ABOUT THIS EXERCISE: Give back all of the data exactly as it stands, with the pictures removed.

[Records from a dataset]
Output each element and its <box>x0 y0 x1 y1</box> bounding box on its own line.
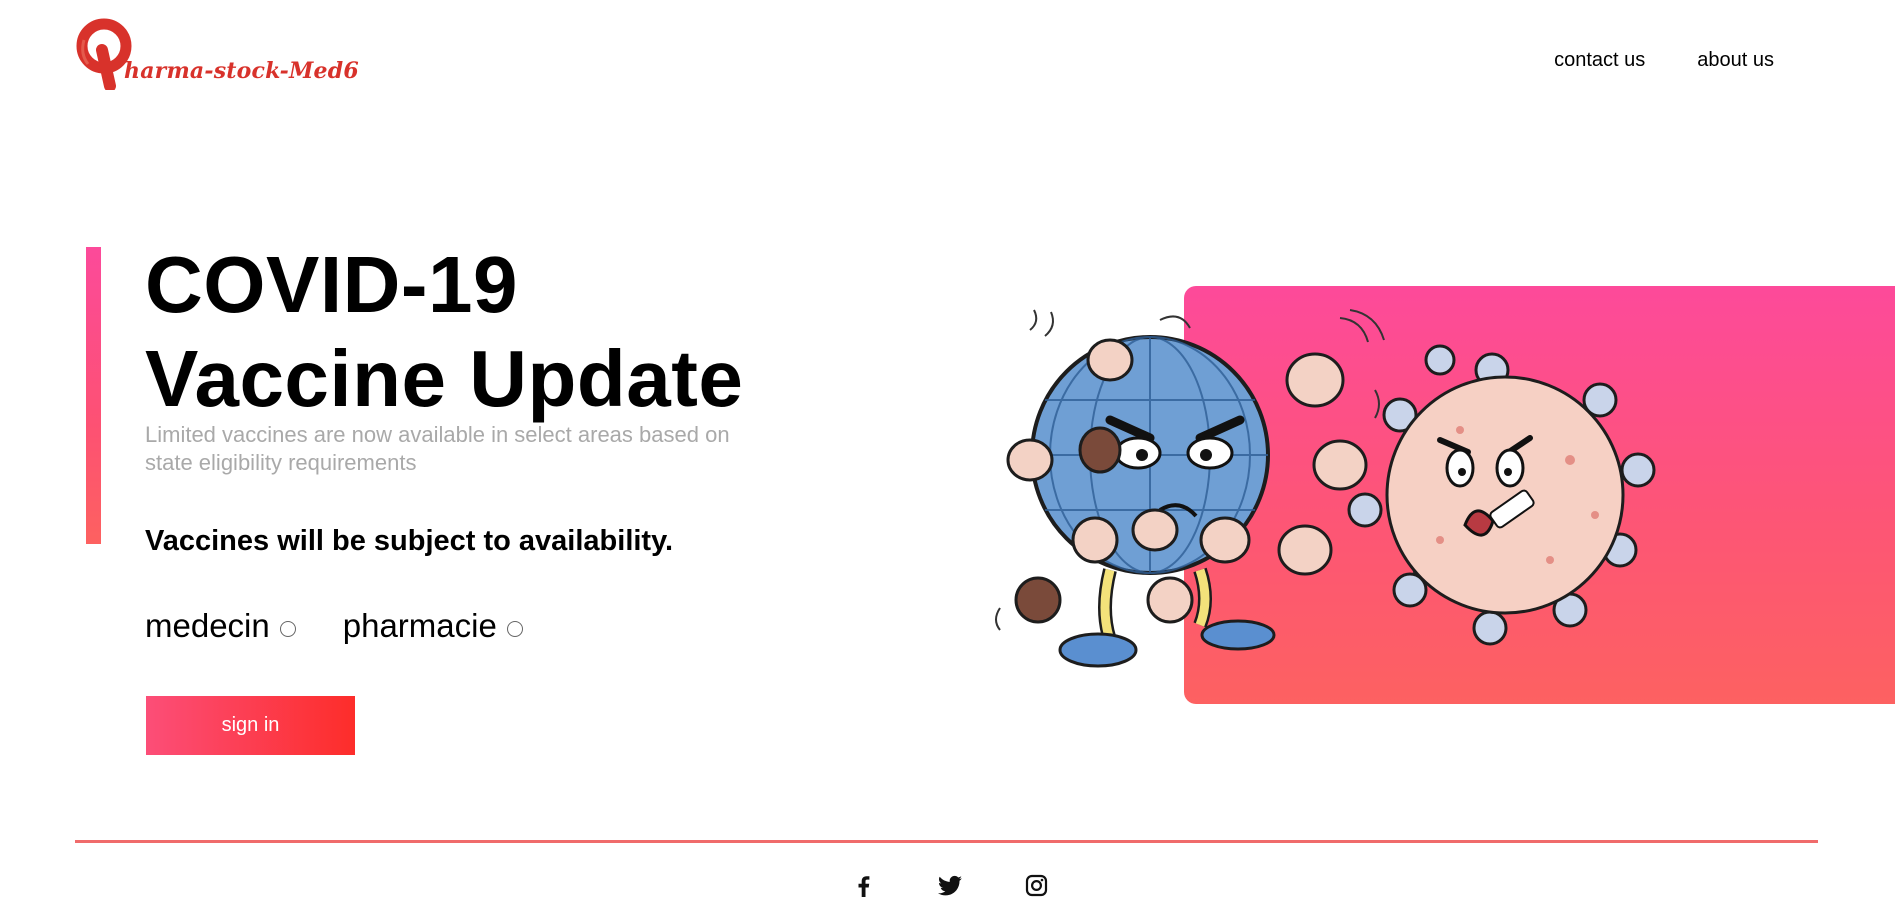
hero-title-line-2: Vaccine Update <box>145 334 744 423</box>
social-links <box>848 873 1052 899</box>
role-radio-group: medecin pharmacie <box>145 607 523 645</box>
role-option-medecin[interactable]: medecin <box>145 607 296 645</box>
accent-bar <box>86 247 101 544</box>
medecin-radio[interactable] <box>279 621 296 637</box>
contact-us-link[interactable]: contact us <box>1554 49 1645 72</box>
role-label-pharmacie: pharmacie <box>342 607 497 644</box>
availability-note: Vaccines will be subject to availability… <box>145 525 674 557</box>
twitter-link[interactable] <box>934 873 966 899</box>
instagram-link[interactable] <box>1020 873 1052 899</box>
footer-divider <box>75 840 1818 843</box>
hero-title-line-1: COVID-19 <box>145 240 518 329</box>
about-us-link[interactable]: about us <box>1697 49 1774 72</box>
facebook-icon <box>858 876 870 897</box>
brand-name: harma-stock-Med6 <box>124 58 359 84</box>
top-nav: contact us about us <box>1554 49 1774 72</box>
twitter-icon <box>938 875 962 896</box>
earth-punching-virus-illustration <box>995 309 1656 668</box>
instagram-icon <box>1025 874 1048 897</box>
hero-subtitle: Limited vaccines are now available in se… <box>145 422 730 475</box>
facebook-link[interactable] <box>848 873 880 899</box>
hero-title: COVID-19 Vaccine Update <box>145 238 743 426</box>
role-label-medecin: medecin <box>145 607 270 644</box>
pharmacie-radio[interactable] <box>506 621 523 637</box>
sign-in-button[interactable]: sign in <box>146 696 355 755</box>
role-option-pharmacie[interactable]: pharmacie <box>343 607 523 645</box>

RESULT FOR THIS EXERCISE:
Output each element and its <box>x0 y0 x1 y1</box> bounding box on its own line.
hero-title-line-2: Vaccine Update <box>145 334 744 423</box>
social-links <box>848 873 1052 899</box>
role-radio-group: medecin pharmacie <box>145 607 523 645</box>
role-option-medecin[interactable]: medecin <box>145 607 296 645</box>
accent-bar <box>86 247 101 544</box>
medecin-radio[interactable] <box>279 621 296 637</box>
contact-us-link[interactable]: contact us <box>1554 49 1645 72</box>
role-label-pharmacie: pharmacie <box>342 607 497 644</box>
availability-note: Vaccines will be subject to availability… <box>145 525 674 557</box>
twitter-link[interactable] <box>934 873 966 899</box>
instagram-link[interactable] <box>1020 873 1052 899</box>
footer-divider <box>75 840 1818 843</box>
hero-title-line-1: COVID-19 <box>145 240 518 329</box>
about-us-link[interactable]: about us <box>1697 49 1774 72</box>
facebook-icon <box>858 876 870 897</box>
brand-name: harma-stock-Med6 <box>124 58 359 84</box>
top-nav: contact us about us <box>1554 49 1774 72</box>
twitter-icon <box>938 875 962 896</box>
earth-punching-virus-illustration <box>995 309 1656 668</box>
instagram-icon <box>1025 874 1048 897</box>
hero-subtitle: Limited vaccines are now available in se… <box>145 422 730 475</box>
facebook-link[interactable] <box>848 873 880 899</box>
hero-title: COVID-19 Vaccine Update <box>145 238 743 426</box>
role-label-medecin: medecin <box>145 607 270 644</box>
pharmacie-radio[interactable] <box>506 621 523 637</box>
sign-in-button[interactable]: sign in <box>146 696 355 755</box>
role-option-pharmacie[interactable]: pharmacie <box>343 607 523 645</box>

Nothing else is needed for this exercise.